Set problem: Find the string "What" in the records. Copy every line it appears in.

Dataset entries:
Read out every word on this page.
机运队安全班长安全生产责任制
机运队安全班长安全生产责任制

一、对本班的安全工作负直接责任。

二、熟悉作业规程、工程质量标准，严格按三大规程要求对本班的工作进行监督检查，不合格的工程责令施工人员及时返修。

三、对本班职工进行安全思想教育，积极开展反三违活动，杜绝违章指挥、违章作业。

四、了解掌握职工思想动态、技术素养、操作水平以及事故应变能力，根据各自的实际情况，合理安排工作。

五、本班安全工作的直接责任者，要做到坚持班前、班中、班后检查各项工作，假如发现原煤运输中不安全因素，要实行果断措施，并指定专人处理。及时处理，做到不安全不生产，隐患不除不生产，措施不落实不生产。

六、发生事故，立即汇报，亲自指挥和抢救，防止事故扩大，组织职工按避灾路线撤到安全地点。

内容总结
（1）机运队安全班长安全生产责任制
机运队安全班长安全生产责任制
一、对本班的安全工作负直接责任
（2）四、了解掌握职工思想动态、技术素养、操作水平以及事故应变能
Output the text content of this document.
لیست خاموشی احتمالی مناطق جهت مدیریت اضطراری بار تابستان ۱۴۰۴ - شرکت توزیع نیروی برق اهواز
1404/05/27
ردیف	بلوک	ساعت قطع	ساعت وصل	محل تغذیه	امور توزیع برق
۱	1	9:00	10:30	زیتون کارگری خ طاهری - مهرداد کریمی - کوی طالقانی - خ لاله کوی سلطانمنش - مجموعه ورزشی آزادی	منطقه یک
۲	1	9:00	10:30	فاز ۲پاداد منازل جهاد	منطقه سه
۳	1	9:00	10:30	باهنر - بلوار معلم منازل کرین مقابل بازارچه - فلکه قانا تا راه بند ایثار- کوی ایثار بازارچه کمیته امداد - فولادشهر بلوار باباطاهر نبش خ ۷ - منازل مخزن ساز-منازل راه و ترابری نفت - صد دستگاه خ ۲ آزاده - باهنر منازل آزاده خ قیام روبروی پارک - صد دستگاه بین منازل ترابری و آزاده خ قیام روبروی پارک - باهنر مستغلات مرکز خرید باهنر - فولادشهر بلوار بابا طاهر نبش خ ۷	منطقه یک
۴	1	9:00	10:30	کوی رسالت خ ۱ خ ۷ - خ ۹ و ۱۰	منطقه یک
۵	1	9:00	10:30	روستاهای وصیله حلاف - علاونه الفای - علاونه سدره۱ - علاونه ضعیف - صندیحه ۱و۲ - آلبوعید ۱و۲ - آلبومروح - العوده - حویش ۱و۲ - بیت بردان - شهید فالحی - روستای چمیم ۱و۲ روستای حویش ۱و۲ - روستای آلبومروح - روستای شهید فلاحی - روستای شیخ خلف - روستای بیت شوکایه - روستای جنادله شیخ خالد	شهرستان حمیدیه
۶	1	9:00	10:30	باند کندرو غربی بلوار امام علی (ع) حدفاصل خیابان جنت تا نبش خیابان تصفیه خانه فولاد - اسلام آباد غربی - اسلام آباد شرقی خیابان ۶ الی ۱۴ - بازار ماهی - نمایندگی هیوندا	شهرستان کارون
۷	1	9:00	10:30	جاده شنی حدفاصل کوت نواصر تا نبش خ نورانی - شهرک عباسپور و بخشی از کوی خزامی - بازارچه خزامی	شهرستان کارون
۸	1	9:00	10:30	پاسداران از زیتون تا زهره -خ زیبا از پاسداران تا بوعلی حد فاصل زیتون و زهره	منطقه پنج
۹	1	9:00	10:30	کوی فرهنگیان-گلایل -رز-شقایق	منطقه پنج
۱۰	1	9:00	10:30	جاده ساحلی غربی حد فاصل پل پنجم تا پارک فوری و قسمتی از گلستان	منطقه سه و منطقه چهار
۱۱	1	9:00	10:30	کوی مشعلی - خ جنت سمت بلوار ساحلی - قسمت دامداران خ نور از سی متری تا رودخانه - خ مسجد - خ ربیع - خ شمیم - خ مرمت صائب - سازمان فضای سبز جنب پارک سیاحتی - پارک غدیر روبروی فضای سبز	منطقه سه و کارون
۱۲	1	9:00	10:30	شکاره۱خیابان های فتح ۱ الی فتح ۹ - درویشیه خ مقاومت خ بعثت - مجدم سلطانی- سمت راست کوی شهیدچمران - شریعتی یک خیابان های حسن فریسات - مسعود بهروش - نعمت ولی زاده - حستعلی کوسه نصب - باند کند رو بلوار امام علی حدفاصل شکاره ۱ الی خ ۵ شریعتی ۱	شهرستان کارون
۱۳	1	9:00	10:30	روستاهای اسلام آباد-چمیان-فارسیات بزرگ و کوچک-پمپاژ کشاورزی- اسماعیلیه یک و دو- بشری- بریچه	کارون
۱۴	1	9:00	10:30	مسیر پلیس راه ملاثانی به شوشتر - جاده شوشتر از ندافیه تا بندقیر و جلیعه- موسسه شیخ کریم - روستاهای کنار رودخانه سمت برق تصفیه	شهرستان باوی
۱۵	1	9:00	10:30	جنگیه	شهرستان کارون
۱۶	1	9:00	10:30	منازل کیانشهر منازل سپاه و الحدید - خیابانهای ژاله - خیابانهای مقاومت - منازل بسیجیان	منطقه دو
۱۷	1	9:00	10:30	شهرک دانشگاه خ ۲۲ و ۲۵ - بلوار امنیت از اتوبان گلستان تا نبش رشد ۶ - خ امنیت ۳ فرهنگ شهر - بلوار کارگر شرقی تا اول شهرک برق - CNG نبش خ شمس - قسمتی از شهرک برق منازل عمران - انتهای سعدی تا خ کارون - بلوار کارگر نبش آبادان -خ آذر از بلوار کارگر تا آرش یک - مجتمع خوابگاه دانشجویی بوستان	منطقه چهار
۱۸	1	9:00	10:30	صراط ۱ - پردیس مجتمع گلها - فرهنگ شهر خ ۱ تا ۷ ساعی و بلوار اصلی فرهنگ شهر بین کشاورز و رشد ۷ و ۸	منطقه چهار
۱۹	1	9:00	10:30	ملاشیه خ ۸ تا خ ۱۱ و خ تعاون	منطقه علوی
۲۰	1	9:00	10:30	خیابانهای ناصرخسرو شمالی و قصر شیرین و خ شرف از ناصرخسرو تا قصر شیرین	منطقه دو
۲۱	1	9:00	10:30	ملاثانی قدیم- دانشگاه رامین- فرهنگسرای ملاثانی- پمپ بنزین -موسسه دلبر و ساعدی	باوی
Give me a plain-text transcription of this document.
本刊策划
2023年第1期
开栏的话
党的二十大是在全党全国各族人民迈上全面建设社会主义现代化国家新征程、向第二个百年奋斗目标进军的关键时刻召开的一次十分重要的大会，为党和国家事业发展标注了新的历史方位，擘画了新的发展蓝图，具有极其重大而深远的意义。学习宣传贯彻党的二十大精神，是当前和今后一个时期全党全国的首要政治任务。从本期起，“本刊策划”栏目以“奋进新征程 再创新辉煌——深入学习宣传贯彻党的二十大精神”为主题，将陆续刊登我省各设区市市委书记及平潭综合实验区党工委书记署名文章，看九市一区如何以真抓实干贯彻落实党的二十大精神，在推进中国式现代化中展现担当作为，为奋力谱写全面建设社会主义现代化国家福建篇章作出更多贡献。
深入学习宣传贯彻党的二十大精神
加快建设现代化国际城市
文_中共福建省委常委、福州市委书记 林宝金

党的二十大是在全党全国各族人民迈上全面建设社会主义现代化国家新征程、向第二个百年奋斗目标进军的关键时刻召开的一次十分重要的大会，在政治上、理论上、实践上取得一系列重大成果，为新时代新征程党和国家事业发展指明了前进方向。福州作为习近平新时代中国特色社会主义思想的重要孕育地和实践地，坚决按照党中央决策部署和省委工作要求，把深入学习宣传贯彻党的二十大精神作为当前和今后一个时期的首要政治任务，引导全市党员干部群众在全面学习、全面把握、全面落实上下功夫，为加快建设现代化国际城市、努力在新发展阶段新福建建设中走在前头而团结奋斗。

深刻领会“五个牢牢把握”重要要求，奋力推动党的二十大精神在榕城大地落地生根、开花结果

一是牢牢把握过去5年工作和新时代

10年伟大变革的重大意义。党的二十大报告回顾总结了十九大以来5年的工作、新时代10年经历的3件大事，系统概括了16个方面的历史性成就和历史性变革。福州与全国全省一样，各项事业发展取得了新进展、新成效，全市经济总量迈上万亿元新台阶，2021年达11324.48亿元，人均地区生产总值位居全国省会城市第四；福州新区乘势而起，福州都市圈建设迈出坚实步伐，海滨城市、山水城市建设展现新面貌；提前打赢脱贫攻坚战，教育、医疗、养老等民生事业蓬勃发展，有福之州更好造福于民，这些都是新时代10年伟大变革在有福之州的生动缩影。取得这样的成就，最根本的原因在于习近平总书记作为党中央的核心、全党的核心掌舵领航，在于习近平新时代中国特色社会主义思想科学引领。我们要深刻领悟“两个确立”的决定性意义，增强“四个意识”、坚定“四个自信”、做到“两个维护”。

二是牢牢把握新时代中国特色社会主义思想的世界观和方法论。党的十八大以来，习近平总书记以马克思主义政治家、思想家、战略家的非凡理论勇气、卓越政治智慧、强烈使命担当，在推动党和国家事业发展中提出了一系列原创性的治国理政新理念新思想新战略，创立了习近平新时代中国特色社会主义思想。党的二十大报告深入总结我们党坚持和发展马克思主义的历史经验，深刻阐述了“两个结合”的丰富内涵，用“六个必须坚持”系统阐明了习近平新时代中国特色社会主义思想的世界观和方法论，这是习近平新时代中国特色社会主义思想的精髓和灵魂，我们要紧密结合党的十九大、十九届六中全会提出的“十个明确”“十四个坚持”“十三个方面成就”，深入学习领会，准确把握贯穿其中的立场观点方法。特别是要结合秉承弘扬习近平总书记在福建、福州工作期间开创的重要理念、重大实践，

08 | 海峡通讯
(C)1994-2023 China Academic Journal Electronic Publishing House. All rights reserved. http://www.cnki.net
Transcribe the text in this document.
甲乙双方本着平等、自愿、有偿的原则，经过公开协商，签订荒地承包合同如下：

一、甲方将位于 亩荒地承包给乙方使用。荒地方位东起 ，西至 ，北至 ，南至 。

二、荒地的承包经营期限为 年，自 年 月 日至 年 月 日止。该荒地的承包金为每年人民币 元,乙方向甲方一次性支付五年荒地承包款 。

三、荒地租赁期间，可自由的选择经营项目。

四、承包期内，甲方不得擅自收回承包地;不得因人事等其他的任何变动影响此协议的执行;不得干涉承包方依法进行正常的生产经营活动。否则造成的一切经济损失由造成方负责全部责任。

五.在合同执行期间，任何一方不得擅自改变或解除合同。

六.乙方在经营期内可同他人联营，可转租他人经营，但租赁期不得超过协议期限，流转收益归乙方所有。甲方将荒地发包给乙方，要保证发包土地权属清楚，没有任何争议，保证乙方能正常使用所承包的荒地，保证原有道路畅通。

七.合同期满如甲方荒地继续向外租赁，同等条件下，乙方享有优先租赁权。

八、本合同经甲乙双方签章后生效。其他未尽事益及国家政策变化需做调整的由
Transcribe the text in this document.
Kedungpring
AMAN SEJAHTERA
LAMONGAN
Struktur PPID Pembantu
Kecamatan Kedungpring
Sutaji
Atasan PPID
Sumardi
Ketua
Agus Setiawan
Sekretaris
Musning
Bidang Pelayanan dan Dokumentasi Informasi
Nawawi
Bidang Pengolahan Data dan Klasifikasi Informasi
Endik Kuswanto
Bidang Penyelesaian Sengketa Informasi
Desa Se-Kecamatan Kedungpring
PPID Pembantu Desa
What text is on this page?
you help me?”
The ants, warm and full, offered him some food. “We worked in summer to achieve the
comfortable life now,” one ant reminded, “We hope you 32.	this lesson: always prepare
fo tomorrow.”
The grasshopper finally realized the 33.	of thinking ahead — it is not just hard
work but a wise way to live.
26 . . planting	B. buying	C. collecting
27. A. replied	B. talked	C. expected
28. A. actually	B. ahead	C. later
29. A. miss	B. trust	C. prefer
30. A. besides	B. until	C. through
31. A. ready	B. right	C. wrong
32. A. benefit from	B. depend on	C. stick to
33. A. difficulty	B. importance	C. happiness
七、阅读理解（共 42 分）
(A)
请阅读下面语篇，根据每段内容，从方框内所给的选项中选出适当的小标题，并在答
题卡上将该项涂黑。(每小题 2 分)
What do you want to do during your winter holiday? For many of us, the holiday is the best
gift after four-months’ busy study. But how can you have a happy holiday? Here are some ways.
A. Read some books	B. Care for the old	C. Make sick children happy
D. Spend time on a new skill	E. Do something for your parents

Correct output:
What text is on this page?
What do you want to do during your winter holiday? For many of us, the holiday is the best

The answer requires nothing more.